[DESCRIPTION OF THE TASK]:
Copy exactly the stretch of lines from the one holding "Read out every word on this page." through the last line of the data below, inclusive. Leave out pictures.

[DATA TO USE]:

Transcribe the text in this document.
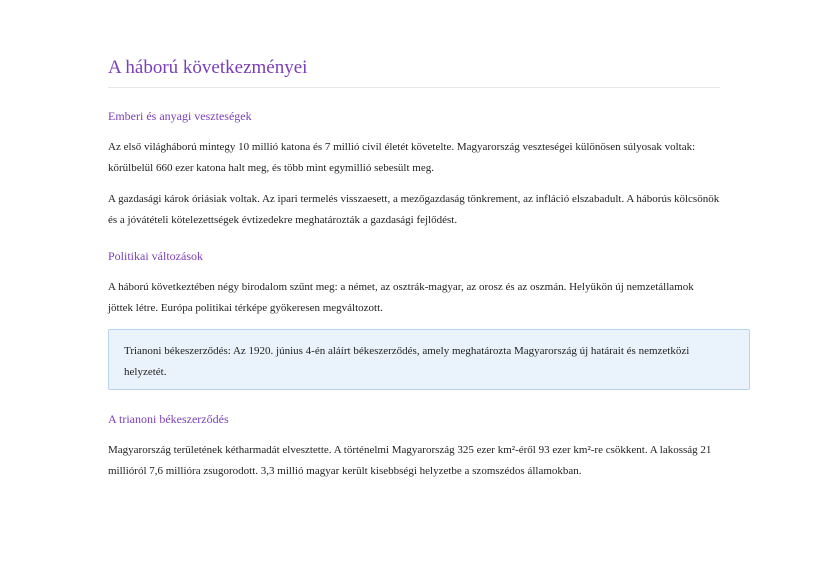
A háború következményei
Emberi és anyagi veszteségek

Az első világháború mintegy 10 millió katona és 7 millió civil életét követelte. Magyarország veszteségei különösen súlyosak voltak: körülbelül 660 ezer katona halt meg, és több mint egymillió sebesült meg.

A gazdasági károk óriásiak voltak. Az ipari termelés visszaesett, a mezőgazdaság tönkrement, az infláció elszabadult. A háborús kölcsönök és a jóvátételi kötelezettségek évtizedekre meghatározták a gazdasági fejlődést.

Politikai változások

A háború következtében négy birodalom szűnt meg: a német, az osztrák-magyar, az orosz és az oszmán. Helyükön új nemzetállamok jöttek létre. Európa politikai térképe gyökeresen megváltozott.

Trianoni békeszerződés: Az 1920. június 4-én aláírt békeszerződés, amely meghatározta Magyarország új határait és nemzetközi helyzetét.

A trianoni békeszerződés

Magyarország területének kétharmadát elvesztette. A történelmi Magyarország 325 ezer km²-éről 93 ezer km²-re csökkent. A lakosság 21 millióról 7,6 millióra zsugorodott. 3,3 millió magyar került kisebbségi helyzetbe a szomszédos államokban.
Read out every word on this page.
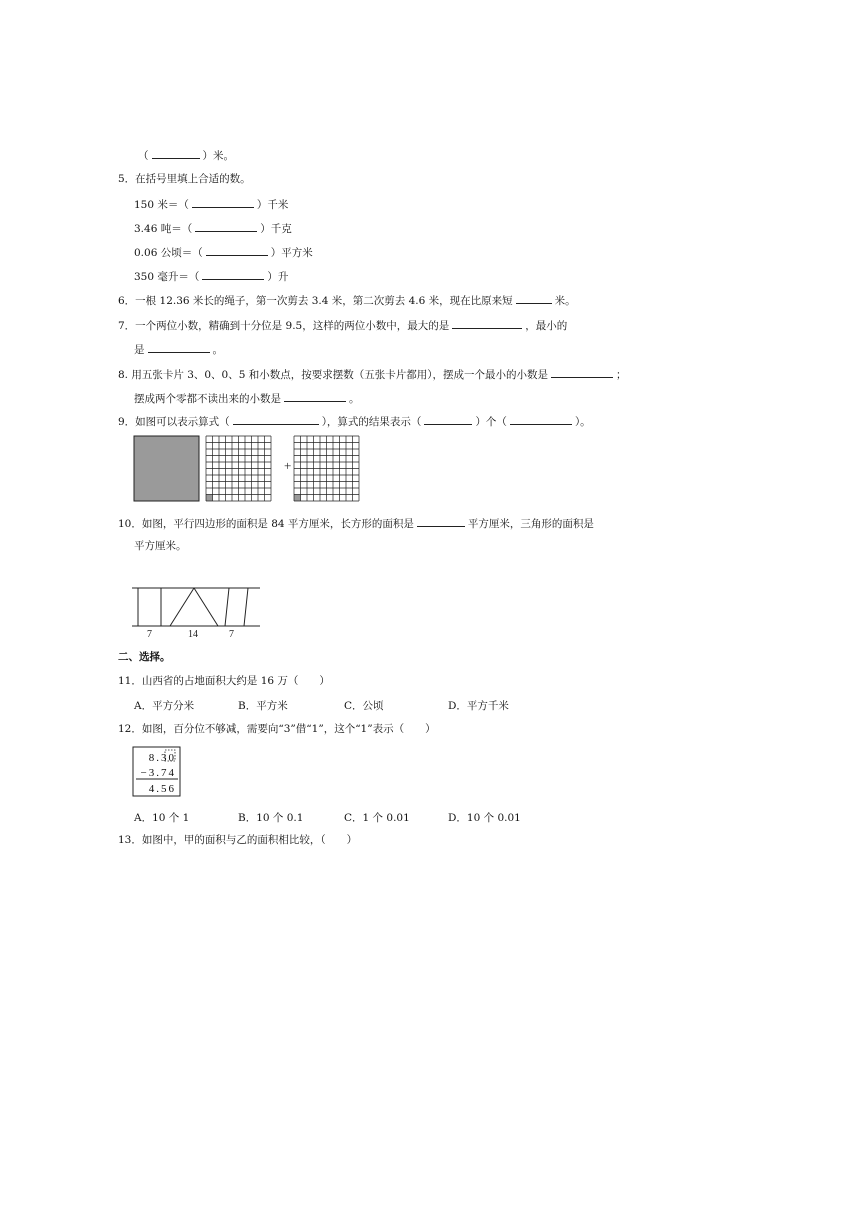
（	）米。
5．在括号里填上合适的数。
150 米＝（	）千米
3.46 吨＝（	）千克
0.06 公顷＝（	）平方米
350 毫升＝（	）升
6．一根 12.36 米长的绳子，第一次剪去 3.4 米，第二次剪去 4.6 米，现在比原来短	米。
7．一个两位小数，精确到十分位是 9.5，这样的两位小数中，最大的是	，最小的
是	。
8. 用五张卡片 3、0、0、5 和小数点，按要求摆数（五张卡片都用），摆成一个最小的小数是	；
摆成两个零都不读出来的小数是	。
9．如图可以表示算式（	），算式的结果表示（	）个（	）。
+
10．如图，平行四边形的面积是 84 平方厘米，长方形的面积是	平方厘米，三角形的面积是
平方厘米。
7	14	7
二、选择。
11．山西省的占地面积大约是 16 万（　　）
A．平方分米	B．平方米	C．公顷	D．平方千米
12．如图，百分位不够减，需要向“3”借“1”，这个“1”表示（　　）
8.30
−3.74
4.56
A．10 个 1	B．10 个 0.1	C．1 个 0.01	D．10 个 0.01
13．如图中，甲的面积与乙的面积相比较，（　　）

[THE OUTPUT]:
Read out every word on this page.
（	）米。
5．在括号里填上合适的数。
150 米＝（	）千米
3.46 吨＝（	）千克
0.06 公顷＝（	）平方米
350 毫升＝（	）升
6．一根 12.36 米长的绳子，第一次剪去 3.4 米，第二次剪去 4.6 米，现在比原来短	米。
7．一个两位小数，精确到十分位是 9.5，这样的两位小数中，最大的是	，最小的
是	。
8. 用五张卡片 3、0、0、5 和小数点，按要求摆数（五张卡片都用），摆成一个最小的小数是	；
摆成两个零都不读出来的小数是	。
9．如图可以表示算式（	），算式的结果表示（	）个（	）。
+
10．如图，平行四边形的面积是 84 平方厘米，长方形的面积是	平方厘米，三角形的面积是
平方厘米。
7	14	7
二、选择。
11．山西省的占地面积大约是 16 万（　　）
A．平方分米	B．平方米	C．公顷	D．平方千米
12．如图，百分位不够减，需要向“3”借“1”，这个“1”表示（　　）
8.30
−3.74
4.56
A．10 个 1	B．10 个 0.1	C．1 个 0.01	D．10 个 0.01
13．如图中，甲的面积与乙的面积相比较，（　　）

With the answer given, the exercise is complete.